(Raw records)
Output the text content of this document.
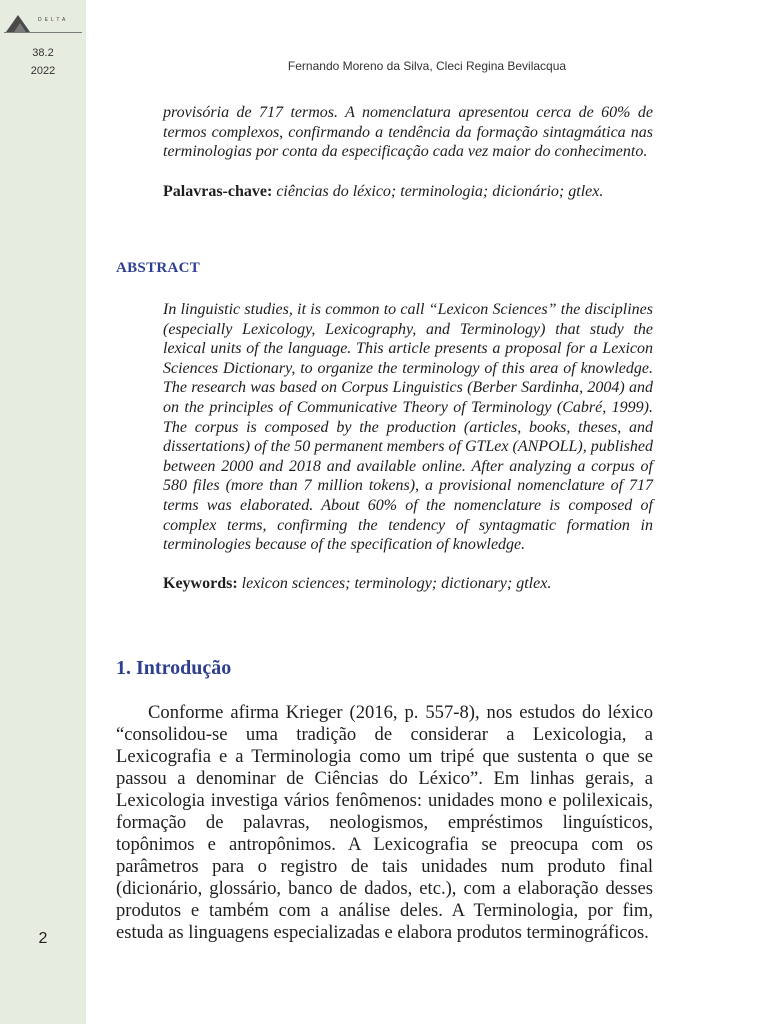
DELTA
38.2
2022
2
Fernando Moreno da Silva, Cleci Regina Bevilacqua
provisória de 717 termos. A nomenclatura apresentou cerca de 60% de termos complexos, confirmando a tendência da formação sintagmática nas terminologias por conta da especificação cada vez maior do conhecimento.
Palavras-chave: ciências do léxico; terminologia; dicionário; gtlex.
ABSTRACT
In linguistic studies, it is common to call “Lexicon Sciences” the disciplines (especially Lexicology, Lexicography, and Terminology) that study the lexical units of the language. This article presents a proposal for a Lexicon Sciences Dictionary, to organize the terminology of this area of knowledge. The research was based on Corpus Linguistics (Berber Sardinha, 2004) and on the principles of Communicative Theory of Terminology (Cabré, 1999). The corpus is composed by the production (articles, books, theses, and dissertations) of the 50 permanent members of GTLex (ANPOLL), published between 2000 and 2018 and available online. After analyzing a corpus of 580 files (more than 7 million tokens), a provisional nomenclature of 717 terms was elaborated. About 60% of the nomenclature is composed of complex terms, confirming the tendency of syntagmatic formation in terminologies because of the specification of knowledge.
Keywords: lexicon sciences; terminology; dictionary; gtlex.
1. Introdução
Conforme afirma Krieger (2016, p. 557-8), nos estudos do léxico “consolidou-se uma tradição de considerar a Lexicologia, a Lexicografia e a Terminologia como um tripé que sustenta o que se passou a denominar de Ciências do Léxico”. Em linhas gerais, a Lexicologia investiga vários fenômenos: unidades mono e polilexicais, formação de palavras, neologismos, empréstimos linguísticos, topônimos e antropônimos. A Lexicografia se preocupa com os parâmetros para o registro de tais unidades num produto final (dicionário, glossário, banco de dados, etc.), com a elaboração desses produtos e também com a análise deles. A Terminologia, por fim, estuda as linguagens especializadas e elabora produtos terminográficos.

**THE REQUEST**. Images do not belong in the copy; reproduce all other parts of the records above verbatim.

**TASK SOLUTION**.
Output the text content of this document.
DELTA
38.2
2022
2
Fernando Moreno da Silva, Cleci Regina Bevilacqua
provisória de 717 termos. A nomenclatura apresentou cerca de 60% de termos complexos, confirmando a tendência da formação sintagmática nas terminologias por conta da especificação cada vez maior do conhecimento.
Palavras-chave: ciências do léxico; terminologia; dicionário; gtlex.
ABSTRACT
In linguistic studies, it is common to call “Lexicon Sciences” the disciplines (especially Lexicology, Lexicography, and Terminology) that study the lexical units of the language. This article presents a proposal for a Lexicon Sciences Dictionary, to organize the terminology of this area of knowledge. The research was based on Corpus Linguistics (Berber Sardinha, 2004) and on the principles of Communicative Theory of Terminology (Cabré, 1999). The corpus is composed by the production (articles, books, theses, and dissertations) of the 50 permanent members of GTLex (ANPOLL), published between 2000 and 2018 and available online. After analyzing a corpus of 580 files (more than 7 million tokens), a provisional nomenclature of 717 terms was elaborated. About 60% of the nomenclature is composed of complex terms, confirming the tendency of syntagmatic formation in terminologies because of the specification of knowledge.
Keywords: lexicon sciences; terminology; dictionary; gtlex.
1. Introdução
Conforme afirma Krieger (2016, p. 557-8), nos estudos do léxico “consolidou-se uma tradição de considerar a Lexicologia, a Lexicografia e a Terminologia como um tripé que sustenta o que se passou a denominar de Ciências do Léxico”. Em linhas gerais, a Lexicologia investiga vários fenômenos: unidades mono e polilexicais, formação de palavras, neologismos, empréstimos linguísticos, topônimos e antropônimos. A Lexicografia se preocupa com os parâmetros para o registro de tais unidades num produto final (dicionário, glossário, banco de dados, etc.), com a elaboração desses produtos e também com a análise deles. A Terminologia, por fim, estuda as linguagens especializadas e elabora produtos terminográficos.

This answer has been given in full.